**Task details**
Look through the data below and return each line where "lines" appears.

**Material provided**
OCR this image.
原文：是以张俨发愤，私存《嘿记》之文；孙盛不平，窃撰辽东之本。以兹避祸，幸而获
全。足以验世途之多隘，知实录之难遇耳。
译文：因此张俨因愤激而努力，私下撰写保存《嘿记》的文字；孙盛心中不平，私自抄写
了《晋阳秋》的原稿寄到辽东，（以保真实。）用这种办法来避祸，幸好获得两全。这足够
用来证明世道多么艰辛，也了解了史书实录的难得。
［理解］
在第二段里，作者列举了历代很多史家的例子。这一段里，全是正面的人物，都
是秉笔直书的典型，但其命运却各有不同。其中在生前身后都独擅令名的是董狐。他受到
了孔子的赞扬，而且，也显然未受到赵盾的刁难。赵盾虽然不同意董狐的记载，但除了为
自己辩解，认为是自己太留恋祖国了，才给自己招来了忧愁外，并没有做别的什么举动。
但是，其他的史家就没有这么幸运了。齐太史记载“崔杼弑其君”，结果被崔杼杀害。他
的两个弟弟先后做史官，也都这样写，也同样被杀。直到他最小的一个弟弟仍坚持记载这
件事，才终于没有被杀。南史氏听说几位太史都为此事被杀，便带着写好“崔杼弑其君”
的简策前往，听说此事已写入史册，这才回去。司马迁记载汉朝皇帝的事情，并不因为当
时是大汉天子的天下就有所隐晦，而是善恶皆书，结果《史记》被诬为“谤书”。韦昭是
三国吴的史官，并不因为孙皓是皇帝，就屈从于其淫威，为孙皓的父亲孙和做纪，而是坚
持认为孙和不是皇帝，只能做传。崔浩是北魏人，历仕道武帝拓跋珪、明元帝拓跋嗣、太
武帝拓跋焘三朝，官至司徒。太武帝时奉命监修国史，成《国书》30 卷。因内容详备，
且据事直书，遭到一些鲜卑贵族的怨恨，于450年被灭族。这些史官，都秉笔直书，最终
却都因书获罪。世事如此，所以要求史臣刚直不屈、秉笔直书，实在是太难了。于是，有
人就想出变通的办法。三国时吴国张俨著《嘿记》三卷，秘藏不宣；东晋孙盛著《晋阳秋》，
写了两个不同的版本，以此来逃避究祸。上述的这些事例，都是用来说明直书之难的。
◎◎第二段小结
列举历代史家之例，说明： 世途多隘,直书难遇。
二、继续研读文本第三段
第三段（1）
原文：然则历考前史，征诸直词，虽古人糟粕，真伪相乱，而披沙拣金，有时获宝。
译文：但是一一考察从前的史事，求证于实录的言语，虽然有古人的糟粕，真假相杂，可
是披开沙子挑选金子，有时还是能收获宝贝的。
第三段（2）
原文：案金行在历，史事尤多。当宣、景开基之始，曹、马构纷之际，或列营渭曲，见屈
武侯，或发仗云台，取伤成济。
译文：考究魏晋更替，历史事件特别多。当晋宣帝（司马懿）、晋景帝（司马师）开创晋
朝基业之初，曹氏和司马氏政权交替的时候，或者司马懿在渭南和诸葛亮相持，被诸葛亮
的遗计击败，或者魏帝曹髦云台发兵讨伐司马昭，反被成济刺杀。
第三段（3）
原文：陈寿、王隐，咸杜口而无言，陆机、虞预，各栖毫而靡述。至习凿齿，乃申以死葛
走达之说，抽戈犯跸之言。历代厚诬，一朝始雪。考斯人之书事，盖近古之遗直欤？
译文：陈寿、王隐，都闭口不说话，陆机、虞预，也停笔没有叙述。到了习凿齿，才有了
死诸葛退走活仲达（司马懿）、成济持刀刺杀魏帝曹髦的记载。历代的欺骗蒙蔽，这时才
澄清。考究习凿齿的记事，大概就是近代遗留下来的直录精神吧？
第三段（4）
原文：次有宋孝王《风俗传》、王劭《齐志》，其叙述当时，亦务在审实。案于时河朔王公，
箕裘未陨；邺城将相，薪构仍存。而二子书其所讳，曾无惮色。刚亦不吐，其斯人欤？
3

...

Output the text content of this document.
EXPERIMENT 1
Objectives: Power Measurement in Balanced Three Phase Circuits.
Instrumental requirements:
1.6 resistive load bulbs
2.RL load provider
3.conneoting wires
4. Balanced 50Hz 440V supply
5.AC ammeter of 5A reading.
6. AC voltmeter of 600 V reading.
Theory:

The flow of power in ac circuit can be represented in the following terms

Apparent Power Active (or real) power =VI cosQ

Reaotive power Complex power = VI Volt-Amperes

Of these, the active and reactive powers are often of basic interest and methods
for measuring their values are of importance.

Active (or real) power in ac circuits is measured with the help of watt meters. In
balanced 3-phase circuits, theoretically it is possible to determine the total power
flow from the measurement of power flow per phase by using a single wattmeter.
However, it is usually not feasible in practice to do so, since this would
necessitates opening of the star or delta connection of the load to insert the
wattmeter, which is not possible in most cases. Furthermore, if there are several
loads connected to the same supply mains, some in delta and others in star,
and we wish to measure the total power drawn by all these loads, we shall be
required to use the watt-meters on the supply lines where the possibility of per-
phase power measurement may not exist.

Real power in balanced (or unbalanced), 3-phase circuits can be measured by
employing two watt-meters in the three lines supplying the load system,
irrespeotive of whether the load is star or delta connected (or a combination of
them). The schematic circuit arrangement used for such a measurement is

* * *

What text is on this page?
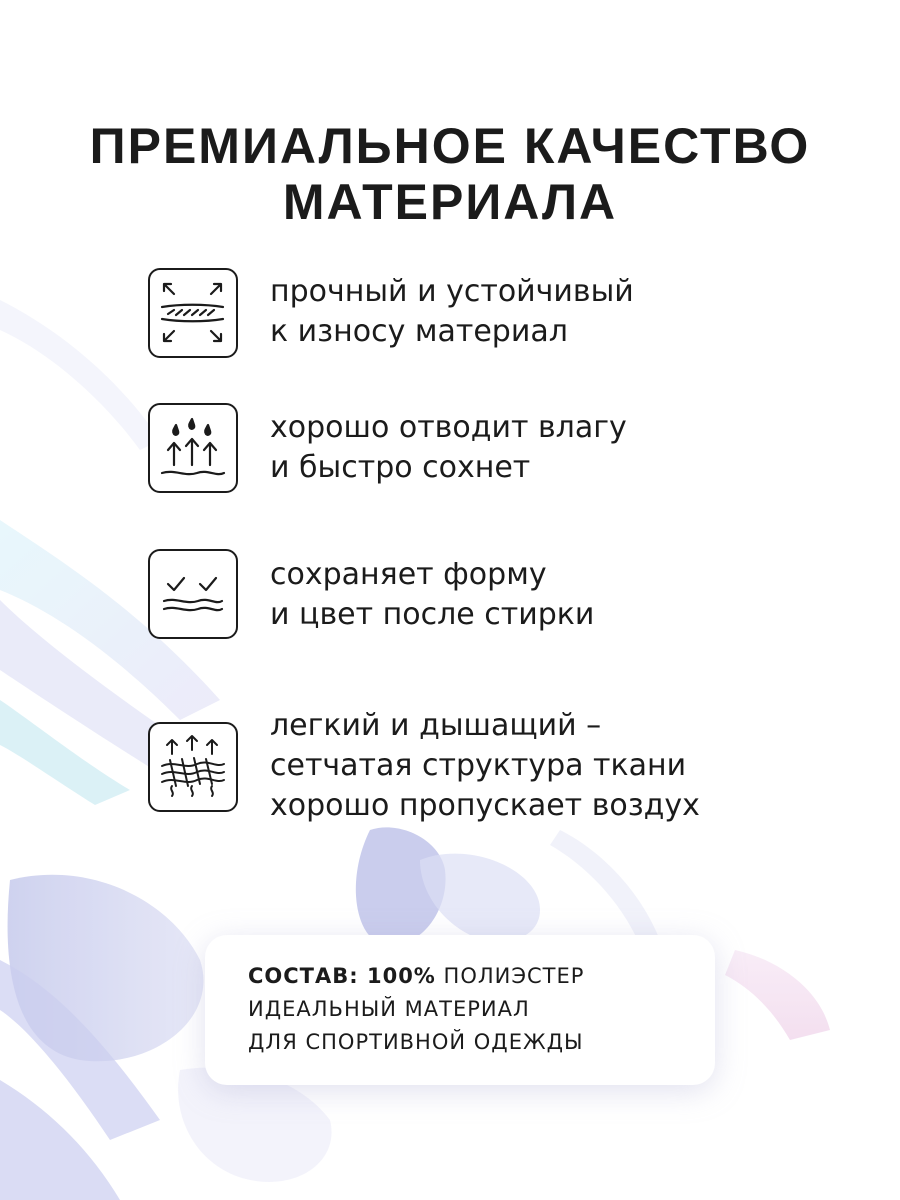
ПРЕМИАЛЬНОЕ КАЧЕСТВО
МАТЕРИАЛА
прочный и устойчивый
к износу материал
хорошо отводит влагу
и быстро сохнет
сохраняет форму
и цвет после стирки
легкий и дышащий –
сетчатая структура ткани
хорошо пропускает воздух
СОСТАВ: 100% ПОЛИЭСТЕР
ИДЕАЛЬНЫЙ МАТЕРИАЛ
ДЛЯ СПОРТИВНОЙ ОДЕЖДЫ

**Complete answer**
required to use the watt-meters on the supply lines where the possibility of per-
employing two watt-meters in the three lines supplying the load system,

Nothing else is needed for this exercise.